Exercise brief:
Go through the entries below and retype them exactly, omitting each picture.
---
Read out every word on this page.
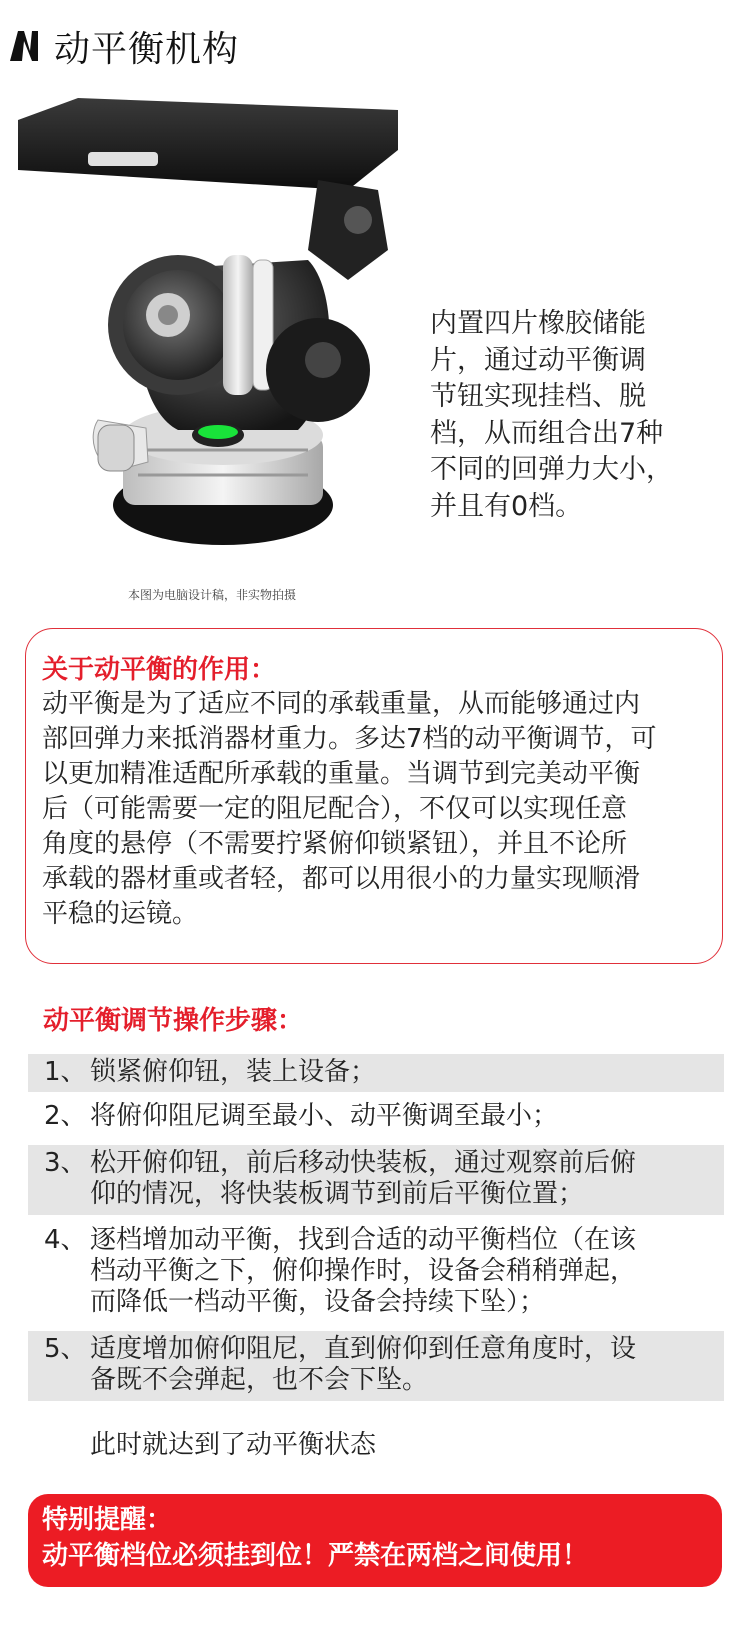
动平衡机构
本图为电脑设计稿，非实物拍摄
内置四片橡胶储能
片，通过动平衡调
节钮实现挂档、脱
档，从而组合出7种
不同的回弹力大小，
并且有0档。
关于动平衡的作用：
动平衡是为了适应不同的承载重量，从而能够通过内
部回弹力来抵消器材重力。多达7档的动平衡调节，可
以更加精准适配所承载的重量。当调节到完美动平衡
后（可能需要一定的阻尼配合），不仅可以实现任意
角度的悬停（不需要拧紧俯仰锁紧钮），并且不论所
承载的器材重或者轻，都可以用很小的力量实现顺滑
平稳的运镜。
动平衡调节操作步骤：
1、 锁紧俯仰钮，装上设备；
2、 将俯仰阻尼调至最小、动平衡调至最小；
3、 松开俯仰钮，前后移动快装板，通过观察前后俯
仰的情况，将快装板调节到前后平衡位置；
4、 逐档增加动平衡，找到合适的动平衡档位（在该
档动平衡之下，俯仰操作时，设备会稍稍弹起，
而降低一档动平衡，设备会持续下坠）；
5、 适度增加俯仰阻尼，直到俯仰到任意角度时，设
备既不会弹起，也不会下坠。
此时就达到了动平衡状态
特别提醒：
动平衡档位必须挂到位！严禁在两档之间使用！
---
Solution to this task:
Read out every word on this page.
动平衡机构
本图为电脑设计稿，非实物拍摄
内置四片橡胶储能
片，通过动平衡调
节钮实现挂档、脱
档，从而组合出7种
不同的回弹力大小，
并且有0档。
关于动平衡的作用：
动平衡是为了适应不同的承载重量，从而能够通过内
部回弹力来抵消器材重力。多达7档的动平衡调节，可
以更加精准适配所承载的重量。当调节到完美动平衡
后（可能需要一定的阻尼配合），不仅可以实现任意
角度的悬停（不需要拧紧俯仰锁紧钮），并且不论所
承载的器材重或者轻，都可以用很小的力量实现顺滑
平稳的运镜。
动平衡调节操作步骤：
1、 锁紧俯仰钮，装上设备；
2、 将俯仰阻尼调至最小、动平衡调至最小；
3、 松开俯仰钮，前后移动快装板，通过观察前后俯
仰的情况，将快装板调节到前后平衡位置；
4、 逐档增加动平衡，找到合适的动平衡档位（在该
档动平衡之下，俯仰操作时，设备会稍稍弹起，
而降低一档动平衡，设备会持续下坠）；
5、 适度增加俯仰阻尼，直到俯仰到任意角度时，设
备既不会弹起，也不会下坠。
此时就达到了动平衡状态
特别提醒：
动平衡档位必须挂到位！严禁在两档之间使用！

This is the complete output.